**Exercise instructions**
Set down every entry again word for word, please, but skip the pictures.

**Information supplied**
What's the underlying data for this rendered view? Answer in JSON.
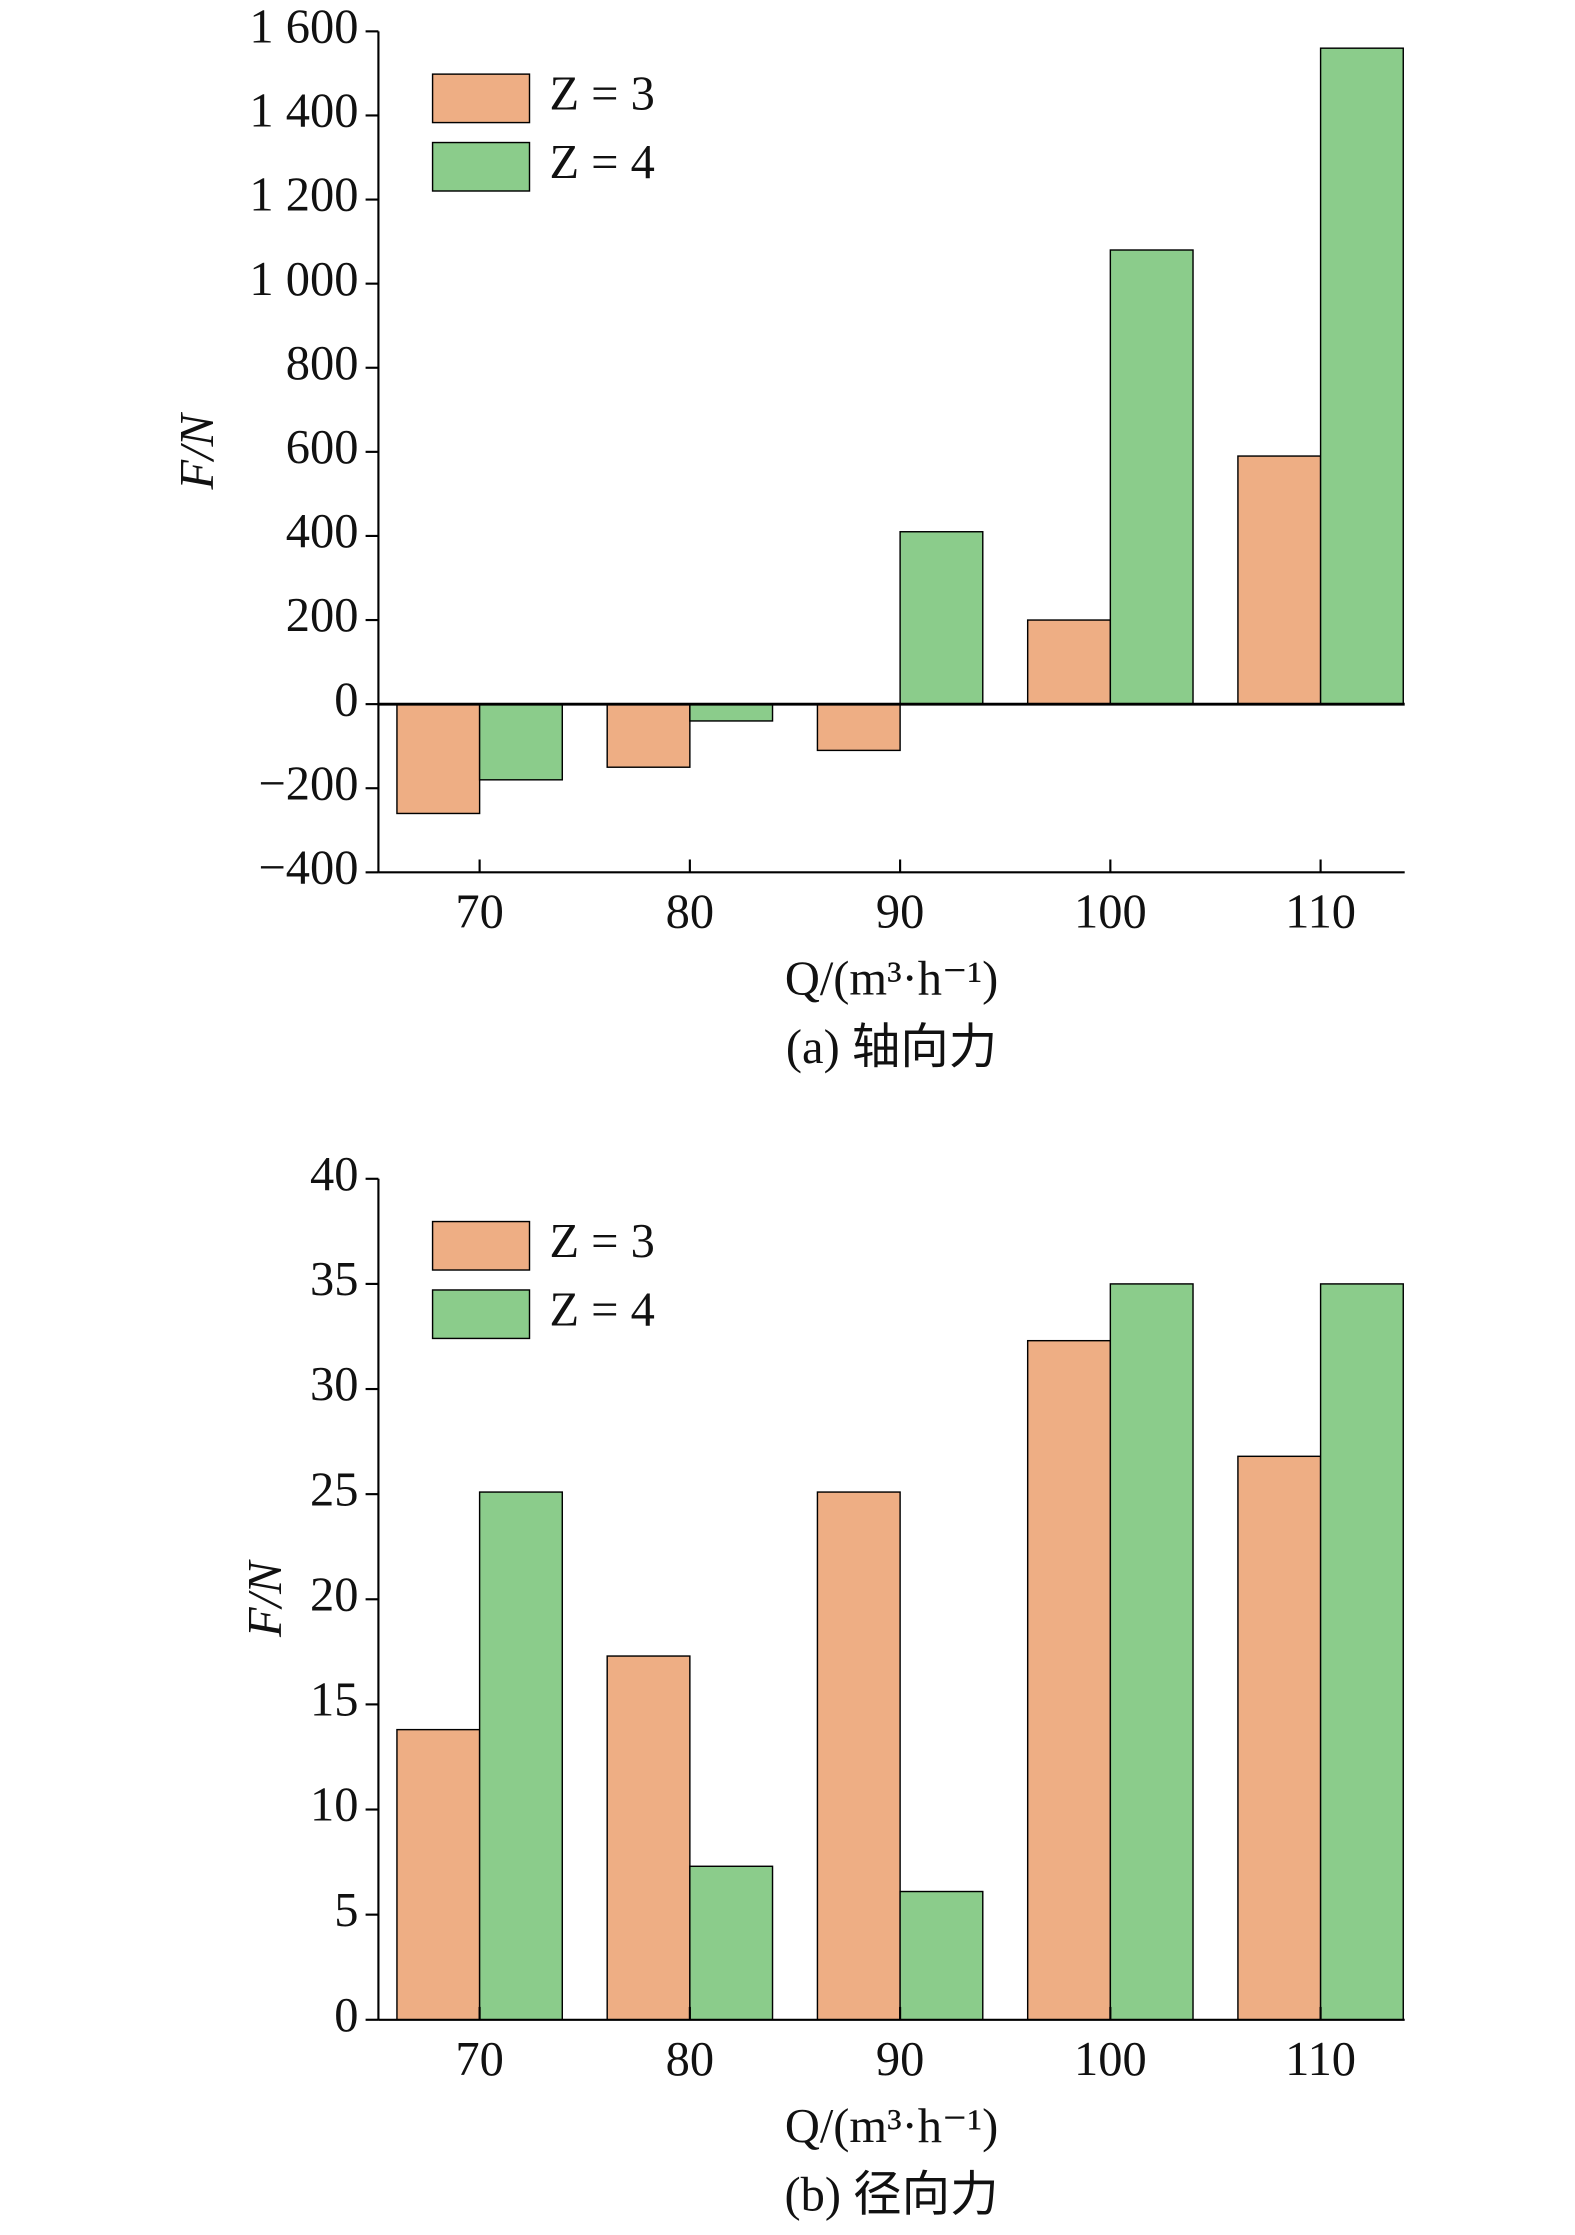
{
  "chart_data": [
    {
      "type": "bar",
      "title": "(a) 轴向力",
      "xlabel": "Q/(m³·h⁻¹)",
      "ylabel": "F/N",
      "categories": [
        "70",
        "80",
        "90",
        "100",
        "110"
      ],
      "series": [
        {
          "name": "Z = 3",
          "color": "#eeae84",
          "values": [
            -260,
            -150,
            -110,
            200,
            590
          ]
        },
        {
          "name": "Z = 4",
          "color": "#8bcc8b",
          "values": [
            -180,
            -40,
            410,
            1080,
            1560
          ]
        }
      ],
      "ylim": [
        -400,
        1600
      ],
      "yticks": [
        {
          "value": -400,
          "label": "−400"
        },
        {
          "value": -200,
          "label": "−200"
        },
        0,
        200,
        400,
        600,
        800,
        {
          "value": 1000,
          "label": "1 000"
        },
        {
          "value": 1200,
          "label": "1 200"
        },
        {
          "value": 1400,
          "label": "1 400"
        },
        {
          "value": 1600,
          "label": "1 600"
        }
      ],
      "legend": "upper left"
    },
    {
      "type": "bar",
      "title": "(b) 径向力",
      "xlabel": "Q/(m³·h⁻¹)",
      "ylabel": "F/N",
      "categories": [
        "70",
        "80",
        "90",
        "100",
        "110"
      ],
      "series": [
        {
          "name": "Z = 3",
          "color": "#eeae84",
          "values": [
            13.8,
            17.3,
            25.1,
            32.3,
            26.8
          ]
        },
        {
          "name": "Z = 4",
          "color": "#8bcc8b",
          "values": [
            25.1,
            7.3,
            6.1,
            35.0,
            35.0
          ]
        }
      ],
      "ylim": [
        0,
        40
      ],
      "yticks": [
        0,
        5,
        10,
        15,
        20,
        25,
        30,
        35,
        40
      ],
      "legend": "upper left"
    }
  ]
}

**Solution for this problem**
What's the underlying data for this rendered view? Answer in JSON.
{
  "chart_data": [
    {
      "type": "bar",
      "title": "(a) 轴向力",
      "xlabel": "Q/(m³·h⁻¹)",
      "ylabel": "F/N",
      "categories": [
        "70",
        "80",
        "90",
        "100",
        "110"
      ],
      "series": [
        {
          "name": "Z = 3",
          "color": "#eeae84",
          "values": [
            -260,
            -150,
            -110,
            200,
            590
          ]
        },
        {
          "name": "Z = 4",
          "color": "#8bcc8b",
          "values": [
            -180,
            -40,
            410,
            1080,
            1560
          ]
        }
      ],
      "ylim": [
        -400,
        1600
      ],
      "yticks": [
        {
          "value": -400,
          "label": "−400"
        },
        {
          "value": -200,
          "label": "−200"
        },
        0,
        200,
        400,
        600,
        800,
        {
          "value": 1000,
          "label": "1 000"
        },
        {
          "value": 1200,
          "label": "1 200"
        },
        {
          "value": 1400,
          "label": "1 400"
        },
        {
          "value": 1600,
          "label": "1 600"
        }
      ],
      "legend": "upper left"
    },
    {
      "type": "bar",
      "title": "(b) 径向力",
      "xlabel": "Q/(m³·h⁻¹)",
      "ylabel": "F/N",
      "categories": [
        "70",
        "80",
        "90",
        "100",
        "110"
      ],
      "series": [
        {
          "name": "Z = 3",
          "color": "#eeae84",
          "values": [
            13.8,
            17.3,
            25.1,
            32.3,
            26.8
          ]
        },
        {
          "name": "Z = 4",
          "color": "#8bcc8b",
          "values": [
            25.1,
            7.3,
            6.1,
            35.0,
            35.0
          ]
        }
      ],
      "ylim": [
        0,
        40
      ],
      "yticks": [
        0,
        5,
        10,
        15,
        20,
        25,
        30,
        35,
        40
      ],
      "legend": "upper left"
    }
  ]
}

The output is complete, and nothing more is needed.